-- START Stored rows --

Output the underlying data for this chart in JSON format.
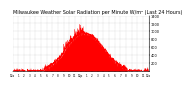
{
  "title": "Milwaukee Weather Solar Radiation per Minute W/m² (Last 24 Hours)",
  "title_fontsize": 3.5,
  "background_color": "#ffffff",
  "plot_bg_color": "#ffffff",
  "line_color": "#ff0000",
  "fill_color": "#ff0000",
  "grid_color": "#888888",
  "ylim": [
    0,
    1400
  ],
  "yticks": [
    200,
    400,
    600,
    800,
    1000,
    1200,
    1400
  ],
  "num_points": 1440,
  "peak_hour": 12.8,
  "peak_value": 950,
  "sigma_hours": 3.2,
  "noise_scale": 30,
  "x_tick_labels": [
    "12a",
    "1",
    "2",
    "3",
    "4",
    "5",
    "6",
    "7",
    "8",
    "9",
    "10",
    "11",
    "12p",
    "1",
    "2",
    "3",
    "4",
    "5",
    "6",
    "7",
    "8",
    "9",
    "10",
    "11",
    "12a"
  ],
  "vgrid_positions": [
    0,
    60,
    120,
    180,
    240,
    300,
    360,
    420,
    480,
    540,
    600,
    660,
    720,
    780,
    840,
    900,
    960,
    1020,
    1080,
    1140,
    1200,
    1260,
    1320,
    1380,
    1439
  ]
}
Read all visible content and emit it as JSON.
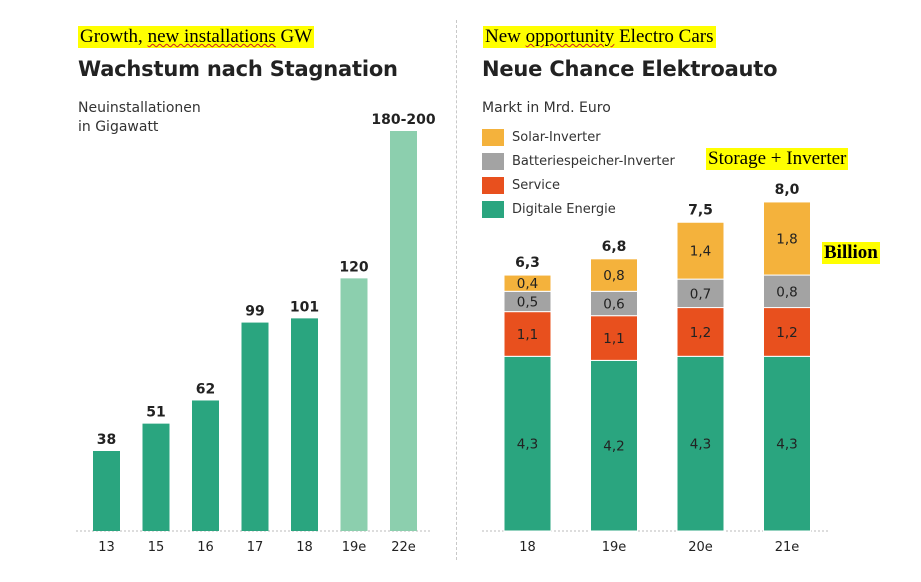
{
  "annotations": {
    "left": {
      "plain": "Growth, ",
      "underlined": "new installations",
      "rest": " GW"
    },
    "right": {
      "plain": "New ",
      "underlined": "opportunity",
      "rest": " Electro Cars"
    },
    "storage": "Storage + Inverter",
    "billion": "Billion"
  },
  "left_panel": {
    "title": "Wachstum nach Stagnation",
    "subtitle": "Neuinstallationen\nin Gigawatt"
  },
  "right_panel": {
    "title": "Neue Chance Elektroauto",
    "subtitle": "Markt in Mrd. Euro"
  },
  "colors": {
    "digitale": "#2aa57f",
    "service": "#e8501e",
    "batterie": "#a3a3a3",
    "solar": "#f4b23c",
    "bar_actual": "#2aa57f",
    "bar_forecast": "#8ccfae",
    "axis": "#bbbbbb",
    "text": "#222222"
  },
  "chart_data": [
    {
      "type": "bar",
      "title": "Wachstum nach Stagnation",
      "ylabel": "Neuinstallationen in Gigawatt",
      "categories": [
        "13",
        "15",
        "16",
        "17",
        "18",
        "19e",
        "22e"
      ],
      "values": [
        38,
        51,
        62,
        99,
        101,
        120,
        190
      ],
      "value_labels": [
        "38",
        "51",
        "62",
        "99",
        "101",
        "120",
        "180-200"
      ],
      "forecast": [
        false,
        false,
        false,
        false,
        false,
        true,
        true
      ],
      "ylim": [
        0,
        200
      ],
      "grid": false
    },
    {
      "type": "bar",
      "stacked": true,
      "title": "Neue Chance Elektroauto",
      "ylabel": "Markt in Mrd. Euro",
      "categories": [
        "18",
        "19e",
        "20e",
        "21e"
      ],
      "series": [
        {
          "name": "Digitale Energie",
          "color_key": "digitale",
          "values": [
            4.3,
            4.2,
            4.3,
            4.3
          ],
          "labels": [
            "4,3",
            "4,2",
            "4,3",
            "4,3"
          ]
        },
        {
          "name": "Service",
          "color_key": "service",
          "values": [
            1.1,
            1.1,
            1.2,
            1.2
          ],
          "labels": [
            "1,1",
            "1,1",
            "1,2",
            "1,2"
          ]
        },
        {
          "name": "Batteriespeicher-Inverter",
          "color_key": "batterie",
          "values": [
            0.5,
            0.6,
            0.7,
            0.8
          ],
          "labels": [
            "0,5",
            "0,6",
            "0,7",
            "0,8"
          ]
        },
        {
          "name": "Solar-Inverter",
          "color_key": "solar",
          "values": [
            0.4,
            0.8,
            1.4,
            1.8
          ],
          "labels": [
            "0,4",
            "0,8",
            "1,4",
            "1,8"
          ]
        }
      ],
      "totals": [
        "6,3",
        "6,8",
        "7,5",
        "8,0"
      ],
      "legend_order": [
        3,
        2,
        1,
        0
      ],
      "legend_position": "top-left",
      "ylim": [
        0,
        8
      ],
      "grid": false
    }
  ]
}
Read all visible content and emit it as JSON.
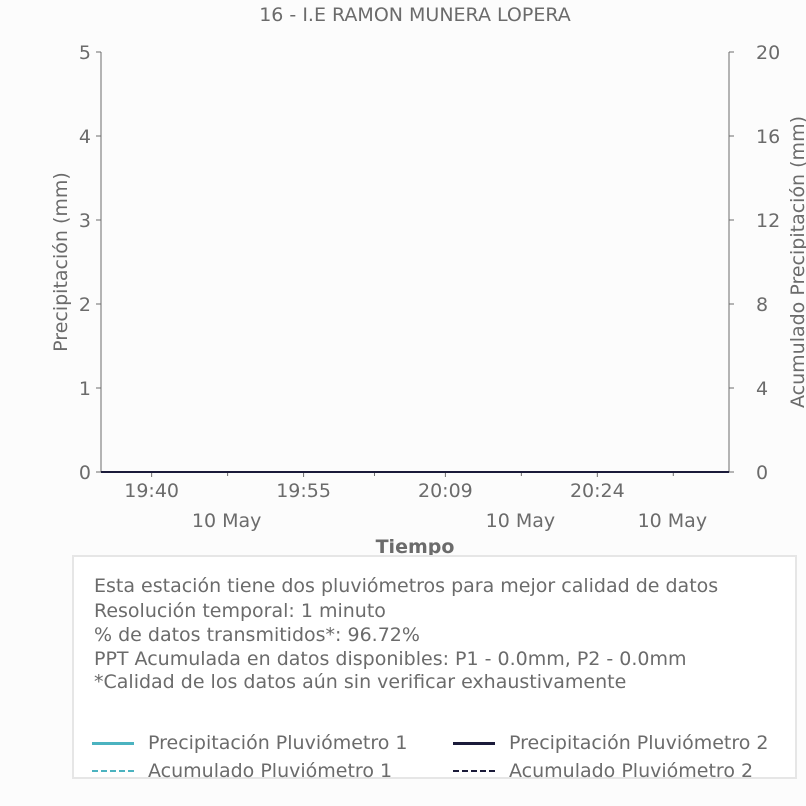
{
  "chart_data": {
    "type": "line",
    "title": "16 - I.E RAMON MUNERA LOPERA",
    "xlabel": "Tiempo",
    "ylabel": "Precipitación (mm)",
    "y2label": "Acumulado Precipitación (mm)",
    "ylim": [
      0,
      5
    ],
    "y2lim": [
      0,
      20
    ],
    "yticks": [
      "0",
      "1",
      "2",
      "3",
      "4",
      "5"
    ],
    "y2ticks": [
      "0",
      "4",
      "8",
      "12",
      "16",
      "20"
    ],
    "x_ticks": [
      {
        "time": "19:40",
        "date": "10 May"
      },
      {
        "time": "19:55",
        "date": "10 May"
      },
      {
        "time": "20:09",
        "date": "10 May"
      },
      {
        "time": "20:24",
        "date": "10 May"
      }
    ],
    "x_range": [
      "19:35",
      "20:37"
    ],
    "series": [
      {
        "name": "Precipitación Pluviómetro 1",
        "color": "#4bb3c0",
        "style": "solid",
        "axis": "left",
        "x": [
          "19:35",
          "20:37"
        ],
        "values": [
          0.0,
          0.0
        ]
      },
      {
        "name": "Precipitación Pluviómetro 2",
        "color": "#1b1b3a",
        "style": "solid",
        "axis": "left",
        "x": [
          "19:35",
          "20:37"
        ],
        "values": [
          0.0,
          0.0
        ]
      },
      {
        "name": "Acumulado Pluviómetro 1",
        "color": "#4bb3c0",
        "style": "dashed",
        "axis": "right",
        "x": [
          "19:35",
          "20:37"
        ],
        "values": [
          0.0,
          0.0
        ]
      },
      {
        "name": "Acumulado Pluviómetro 2",
        "color": "#1b1b3a",
        "style": "dashed",
        "axis": "right",
        "x": [
          "19:35",
          "20:37"
        ],
        "values": [
          0.0,
          0.0
        ]
      }
    ]
  },
  "info": {
    "lines": [
      "Esta estación tiene dos pluviómetros para mejor calidad de datos",
      "Resolución temporal: 1 minuto",
      "% de datos transmitidos*: 96.72%",
      "PPT Acumulada en datos disponibles: P1 - 0.0mm, P2 - 0.0mm",
      "*Calidad de los datos aún sin verificar exhaustivamente"
    ]
  }
}
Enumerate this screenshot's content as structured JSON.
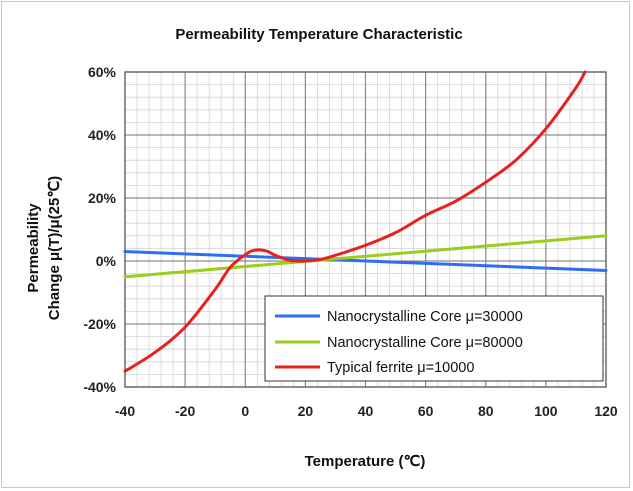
{
  "chart_data": {
    "type": "line",
    "title": "Permeability Temperature Characteristic",
    "xlabel": "Temperature (℃)",
    "ylabel_line1": "Permeability",
    "ylabel_line2": "Change μ(T)/μ(25℃)",
    "xlim": [
      -40,
      120
    ],
    "ylim": [
      -40,
      60
    ],
    "x_ticks": [
      -40,
      -20,
      0,
      20,
      40,
      60,
      80,
      100,
      120
    ],
    "x_tick_labels": [
      "-40",
      "-20",
      "0",
      "20",
      "40",
      "60",
      "80",
      "100",
      "120"
    ],
    "y_ticks": [
      -40,
      -20,
      0,
      20,
      40,
      60
    ],
    "y_tick_labels": [
      "-40%",
      "-20%",
      "0%",
      "20%",
      "40%",
      "60%"
    ],
    "grid": true,
    "legend_position": "bottom-right",
    "series": [
      {
        "name": "Nanocrystalline Core μ=30000",
        "color": "#2e6ef2",
        "x": [
          -40,
          120
        ],
        "y": [
          3,
          -3
        ]
      },
      {
        "name": "Nanocrystalline Core μ=80000",
        "color": "#9ccc1c",
        "x": [
          -40,
          120
        ],
        "y": [
          -5,
          8
        ]
      },
      {
        "name": "Typical ferrite μ=10000",
        "color": "#e8211f",
        "x": [
          -40,
          -30,
          -20,
          -10,
          -5,
          0,
          3,
          7,
          10,
          15,
          20,
          25,
          30,
          40,
          50,
          60,
          70,
          80,
          90,
          100,
          110,
          113
        ],
        "y": [
          -35,
          -29,
          -21,
          -9,
          -2,
          2,
          3.4,
          3.2,
          1.8,
          0.2,
          0.0,
          0.5,
          1.8,
          5,
          9,
          14.5,
          19,
          25,
          32,
          42,
          55,
          60
        ]
      }
    ]
  }
}
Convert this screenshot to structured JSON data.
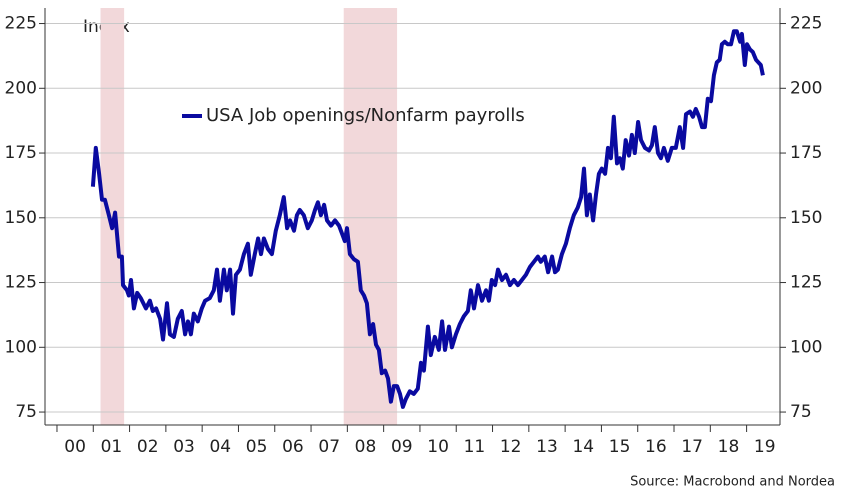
{
  "chart_data": {
    "type": "line",
    "y_axis_label": "Index",
    "source": "Source: Macrobond and Nordea",
    "xlim": [
      1999.67,
      2019.92
    ],
    "ylim": [
      70,
      231
    ],
    "yticks": [
      75,
      100,
      125,
      150,
      175,
      200,
      225
    ],
    "xticks": [
      {
        "value": 2000,
        "label": "00"
      },
      {
        "value": 2001,
        "label": "01"
      },
      {
        "value": 2002,
        "label": "02"
      },
      {
        "value": 2003,
        "label": "03"
      },
      {
        "value": 2004,
        "label": "04"
      },
      {
        "value": 2005,
        "label": "05"
      },
      {
        "value": 2006,
        "label": "06"
      },
      {
        "value": 2007,
        "label": "07"
      },
      {
        "value": 2008,
        "label": "08"
      },
      {
        "value": 2009,
        "label": "09"
      },
      {
        "value": 2010,
        "label": "10"
      },
      {
        "value": 2011,
        "label": "11"
      },
      {
        "value": 2012,
        "label": "12"
      },
      {
        "value": 2013,
        "label": "13"
      },
      {
        "value": 2014,
        "label": "14"
      },
      {
        "value": 2015,
        "label": "15"
      },
      {
        "value": 2016,
        "label": "16"
      },
      {
        "value": 2017,
        "label": "17"
      },
      {
        "value": 2018,
        "label": "18"
      },
      {
        "value": 2019,
        "label": "19"
      }
    ],
    "grid": true,
    "shaded_regions": [
      [
        2001.2,
        2001.85
      ],
      [
        2007.9,
        2009.37
      ]
    ],
    "shade_color": "#f2d8da",
    "x": [
      2000.99,
      2001.07,
      2001.16,
      2001.24,
      2001.32,
      2001.43,
      2001.52,
      2001.6,
      2001.71,
      2001.79,
      2001.82,
      2001.93,
      2001.98,
      2002.04,
      2002.12,
      2002.21,
      2002.31,
      2002.45,
      2002.56,
      2002.64,
      2002.73,
      2002.84,
      2002.92,
      2003.03,
      2003.11,
      2003.22,
      2003.33,
      2003.44,
      2003.53,
      2003.61,
      2003.69,
      2003.77,
      2003.88,
      2003.99,
      2004.08,
      2004.21,
      2004.32,
      2004.41,
      2004.49,
      2004.6,
      2004.68,
      2004.77,
      2004.85,
      2004.93,
      2005.04,
      2005.15,
      2005.26,
      2005.34,
      2005.45,
      2005.54,
      2005.62,
      2005.7,
      2005.81,
      2005.92,
      2006.03,
      2006.14,
      2006.25,
      2006.34,
      2006.42,
      2006.53,
      2006.61,
      2006.69,
      2006.8,
      2006.91,
      2007.02,
      2007.11,
      2007.19,
      2007.27,
      2007.36,
      2007.44,
      2007.55,
      2007.66,
      2007.77,
      2007.85,
      2007.93,
      2007.99,
      2008.07,
      2008.18,
      2008.29,
      2008.37,
      2008.46,
      2008.54,
      2008.62,
      2008.71,
      2008.79,
      2008.87,
      2008.95,
      2009.04,
      2009.12,
      2009.2,
      2009.28,
      2009.37,
      2009.45,
      2009.53,
      2009.61,
      2009.72,
      2009.83,
      2009.94,
      2010.03,
      2010.11,
      2010.22,
      2010.3,
      2010.41,
      2010.52,
      2010.61,
      2010.69,
      2010.8,
      2010.88,
      2010.99,
      2011.1,
      2011.21,
      2011.32,
      2011.4,
      2011.49,
      2011.6,
      2011.71,
      2011.82,
      2011.9,
      2011.98,
      2012.07,
      2012.15,
      2012.26,
      2012.37,
      2012.48,
      2012.59,
      2012.7,
      2012.81,
      2012.92,
      2013.03,
      2013.14,
      2013.25,
      2013.33,
      2013.44,
      2013.53,
      2013.64,
      2013.72,
      2013.8,
      2013.91,
      2014.02,
      2014.13,
      2014.24,
      2014.35,
      2014.44,
      2014.52,
      2014.6,
      2014.68,
      2014.77,
      2014.85,
      2014.93,
      2015.01,
      2015.1,
      2015.18,
      2015.26,
      2015.34,
      2015.43,
      2015.51,
      2015.59,
      2015.67,
      2015.76,
      2015.84,
      2015.92,
      2016.01,
      2016.09,
      2016.2,
      2016.31,
      2016.39,
      2016.47,
      2016.56,
      2016.64,
      2016.72,
      2016.83,
      2016.94,
      2017.05,
      2017.16,
      2017.25,
      2017.33,
      2017.44,
      2017.52,
      2017.6,
      2017.69,
      2017.77,
      2017.85,
      2017.93,
      2018.02,
      2018.1,
      2018.18,
      2018.26,
      2018.32,
      2018.4,
      2018.48,
      2018.57,
      2018.65,
      2018.73,
      2018.82,
      2018.87,
      2018.95,
      2019.01,
      2019.09,
      2019.17,
      2019.26,
      2019.39,
      2019.45
    ],
    "series": [
      {
        "name": "USA Job openings/Nonfarm payrolls",
        "color": "#0a0aa0",
        "values": [
          162,
          177,
          167,
          157,
          157,
          151,
          146,
          152,
          135,
          135,
          124,
          122,
          120,
          126,
          115,
          121,
          119,
          115,
          118,
          114,
          115,
          111,
          103,
          117,
          105,
          104,
          111,
          114,
          105,
          110,
          105,
          113,
          110,
          115,
          118,
          119,
          122,
          130,
          118,
          130,
          122,
          130,
          113,
          128,
          130,
          136,
          140,
          128,
          136,
          142,
          136,
          142,
          138,
          136,
          145,
          151,
          158,
          146,
          149,
          145,
          151,
          153,
          151,
          146,
          149,
          153,
          156,
          151,
          155,
          149,
          147,
          149,
          147,
          144,
          141,
          146,
          136,
          134,
          133,
          122,
          120,
          117,
          105,
          109,
          101,
          99,
          90,
          91,
          88,
          79,
          85,
          85,
          82,
          77,
          80,
          83,
          82,
          84,
          94,
          91,
          108,
          97,
          104,
          99,
          110,
          99,
          108,
          100,
          105,
          109,
          112,
          114,
          122,
          115,
          124,
          118,
          122,
          118,
          126,
          124,
          130,
          126,
          128,
          124,
          126,
          124,
          126,
          128,
          131,
          133,
          135,
          133,
          135,
          129,
          135,
          129,
          130,
          136,
          140,
          146,
          151,
          154,
          158,
          169,
          151,
          159,
          149,
          159,
          167,
          169,
          167,
          177,
          173,
          189,
          171,
          173,
          169,
          180,
          174,
          182,
          175,
          187,
          180,
          177,
          176,
          178,
          185,
          175,
          173,
          177,
          172,
          177,
          177,
          185,
          177,
          190,
          191,
          189,
          192,
          189,
          185,
          185,
          196,
          195,
          205,
          210,
          211,
          217,
          218,
          217,
          217,
          222,
          222,
          218,
          221,
          209,
          217,
          215,
          214,
          211,
          209,
          205
        ]
      }
    ]
  }
}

-- END Stored rows --

▸ Exercise details
In the entries above, count each line with "Neuinstallationen"; reply with the total only.

▸ Output of the exercise
2